● Task to complete: Without altering anything, output the material below.

Data items
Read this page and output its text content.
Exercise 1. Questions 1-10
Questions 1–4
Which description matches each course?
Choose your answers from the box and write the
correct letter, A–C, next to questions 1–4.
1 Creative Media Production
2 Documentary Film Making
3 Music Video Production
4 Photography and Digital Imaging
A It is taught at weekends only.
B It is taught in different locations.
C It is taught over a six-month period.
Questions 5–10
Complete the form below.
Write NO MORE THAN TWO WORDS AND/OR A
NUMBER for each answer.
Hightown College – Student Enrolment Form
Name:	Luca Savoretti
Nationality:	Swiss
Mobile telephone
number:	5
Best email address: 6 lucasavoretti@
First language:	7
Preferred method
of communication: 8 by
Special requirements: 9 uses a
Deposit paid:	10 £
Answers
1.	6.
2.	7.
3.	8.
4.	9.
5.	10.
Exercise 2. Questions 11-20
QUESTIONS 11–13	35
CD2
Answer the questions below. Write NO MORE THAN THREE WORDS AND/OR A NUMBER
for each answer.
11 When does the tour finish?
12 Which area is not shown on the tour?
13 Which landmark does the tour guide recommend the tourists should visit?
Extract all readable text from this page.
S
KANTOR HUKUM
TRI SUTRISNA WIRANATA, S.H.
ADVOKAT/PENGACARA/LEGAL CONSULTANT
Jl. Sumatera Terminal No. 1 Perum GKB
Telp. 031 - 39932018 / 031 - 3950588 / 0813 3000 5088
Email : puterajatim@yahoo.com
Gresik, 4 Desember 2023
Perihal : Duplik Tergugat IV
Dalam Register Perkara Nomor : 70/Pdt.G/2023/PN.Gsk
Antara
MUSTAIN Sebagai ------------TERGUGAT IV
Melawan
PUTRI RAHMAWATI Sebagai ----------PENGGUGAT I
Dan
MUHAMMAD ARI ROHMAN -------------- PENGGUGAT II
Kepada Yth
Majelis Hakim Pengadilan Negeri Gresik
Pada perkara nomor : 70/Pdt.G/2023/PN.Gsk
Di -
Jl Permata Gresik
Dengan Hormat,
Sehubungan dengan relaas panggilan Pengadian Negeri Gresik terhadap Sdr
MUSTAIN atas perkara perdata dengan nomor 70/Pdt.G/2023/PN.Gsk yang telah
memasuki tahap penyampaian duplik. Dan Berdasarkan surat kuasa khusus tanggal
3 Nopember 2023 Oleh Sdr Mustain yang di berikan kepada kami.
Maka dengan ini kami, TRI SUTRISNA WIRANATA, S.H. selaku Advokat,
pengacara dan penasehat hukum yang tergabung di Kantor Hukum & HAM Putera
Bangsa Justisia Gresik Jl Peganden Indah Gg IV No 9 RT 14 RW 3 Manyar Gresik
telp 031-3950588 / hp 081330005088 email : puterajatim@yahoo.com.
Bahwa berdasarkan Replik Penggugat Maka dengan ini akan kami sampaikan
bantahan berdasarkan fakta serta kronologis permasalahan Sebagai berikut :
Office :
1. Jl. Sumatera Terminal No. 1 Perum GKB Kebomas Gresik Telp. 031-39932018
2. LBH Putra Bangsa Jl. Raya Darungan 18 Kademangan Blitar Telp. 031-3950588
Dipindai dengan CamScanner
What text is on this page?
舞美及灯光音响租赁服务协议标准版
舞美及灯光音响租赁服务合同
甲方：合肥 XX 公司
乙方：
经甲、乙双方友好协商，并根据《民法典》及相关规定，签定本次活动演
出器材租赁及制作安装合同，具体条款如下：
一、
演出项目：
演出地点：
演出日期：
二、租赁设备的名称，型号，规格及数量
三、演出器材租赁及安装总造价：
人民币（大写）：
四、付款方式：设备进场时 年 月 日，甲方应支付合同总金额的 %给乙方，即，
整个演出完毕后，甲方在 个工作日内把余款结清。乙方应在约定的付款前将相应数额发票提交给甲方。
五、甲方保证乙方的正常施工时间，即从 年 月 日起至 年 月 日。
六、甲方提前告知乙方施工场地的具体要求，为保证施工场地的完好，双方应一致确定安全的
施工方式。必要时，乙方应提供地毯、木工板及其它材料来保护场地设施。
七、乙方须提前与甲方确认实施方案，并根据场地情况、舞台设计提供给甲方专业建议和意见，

● Expected answer:
Read this page and output its text content.
Exercise 1. Questions 1-10
Questions 1–4
Which description matches each course?
Choose your answers from the box and write the
correct letter, A–C, next to questions 1–4.
1 Creative Media Production
2 Documentary Film Making
3 Music Video Production
4 Photography and Digital Imaging
A It is taught at weekends only.
B It is taught in different locations.
C It is taught over a six-month period.
Questions 5–10
Complete the form below.
Write NO MORE THAN TWO WORDS AND/OR A
NUMBER for each answer.
Hightown College – Student Enrolment Form
Name:	Luca Savoretti
Nationality:	Swiss
Mobile telephone
number:	5
Best email address: 6 lucasavoretti@
First language:	7
Preferred method
of communication: 8 by
Special requirements: 9 uses a
Deposit paid:	10 £
Answers
1.	6.
2.	7.
3.	8.
4.	9.
5.	10.
Exercise 2. Questions 11-20
QUESTIONS 11–13	35
CD2
Answer the questions below. Write NO MORE THAN THREE WORDS AND/OR A NUMBER
for each answer.
11 When does the tour finish?
12 Which area is not shown on the tour?
13 Which landmark does the tour guide recommend the tourists should visit?
Extract all readable text from this page.
S
KANTOR HUKUM
TRI SUTRISNA WIRANATA, S.H.
ADVOKAT/PENGACARA/LEGAL CONSULTANT
Jl. Sumatera Terminal No. 1 Perum GKB
Telp. 031 - 39932018 / 031 - 3950588 / 0813 3000 5088
Email : puterajatim@yahoo.com
Gresik, 4 Desember 2023
Perihal : Duplik Tergugat IV
Dalam Register Perkara Nomor : 70/Pdt.G/2023/PN.Gsk
Antara
MUSTAIN Sebagai ------------TERGUGAT IV
Melawan
PUTRI RAHMAWATI Sebagai ----------PENGGUGAT I
Dan
MUHAMMAD ARI ROHMAN -------------- PENGGUGAT II
Kepada Yth
Majelis Hakim Pengadilan Negeri Gresik
Pada perkara nomor : 70/Pdt.G/2023/PN.Gsk
Di -
Jl Permata Gresik
Dengan Hormat,
Sehubungan dengan relaas panggilan Pengadian Negeri Gresik terhadap Sdr
MUSTAIN atas perkara perdata dengan nomor 70/Pdt.G/2023/PN.Gsk yang telah
memasuki tahap penyampaian duplik. Dan Berdasarkan surat kuasa khusus tanggal
3 Nopember 2023 Oleh Sdr Mustain yang di berikan kepada kami.
Maka dengan ini kami, TRI SUTRISNA WIRANATA, S.H. selaku Advokat,
pengacara dan penasehat hukum yang tergabung di Kantor Hukum & HAM Putera
Bangsa Justisia Gresik Jl Peganden Indah Gg IV No 9 RT 14 RW 3 Manyar Gresik
telp 031-3950588 / hp 081330005088 email : puterajatim@yahoo.com.
Bahwa berdasarkan Replik Penggugat Maka dengan ini akan kami sampaikan
bantahan berdasarkan fakta serta kronologis permasalahan Sebagai berikut :
Office :
1. Jl. Sumatera Terminal No. 1 Perum GKB Kebomas Gresik Telp. 031-39932018
2. LBH Putra Bangsa Jl. Raya Darungan 18 Kademangan Blitar Telp. 031-3950588
Dipindai dengan CamScanner
What text is on this page?
舞美及灯光音响租赁服务协议标准版
舞美及灯光音响租赁服务合同
甲方：合肥 XX 公司
乙方：
经甲、乙双方友好协商，并根据《民法典》及相关规定，签定本次活动演
出器材租赁及制作安装合同，具体条款如下：
一、
演出项目：
演出地点：
演出日期：
二、租赁设备的名称，型号，规格及数量
三、演出器材租赁及安装总造价：
人民币（大写）：
四、付款方式：设备进场时 年 月 日，甲方应支付合同总金额的 %给乙方，即，
整个演出完毕后，甲方在 个工作日内把余款结清。乙方应在约定的付款前将相应数额发票提交给甲方。
五、甲方保证乙方的正常施工时间，即从 年 月 日起至 年 月 日。
六、甲方提前告知乙方施工场地的具体要求，为保证施工场地的完好，双方应一致确定安全的
施工方式。必要时，乙方应提供地毯、木工板及其它材料来保护场地设施。
七、乙方须提前与甲方确认实施方案，并根据场地情况、舞台设计提供给甲方专业建议和意见，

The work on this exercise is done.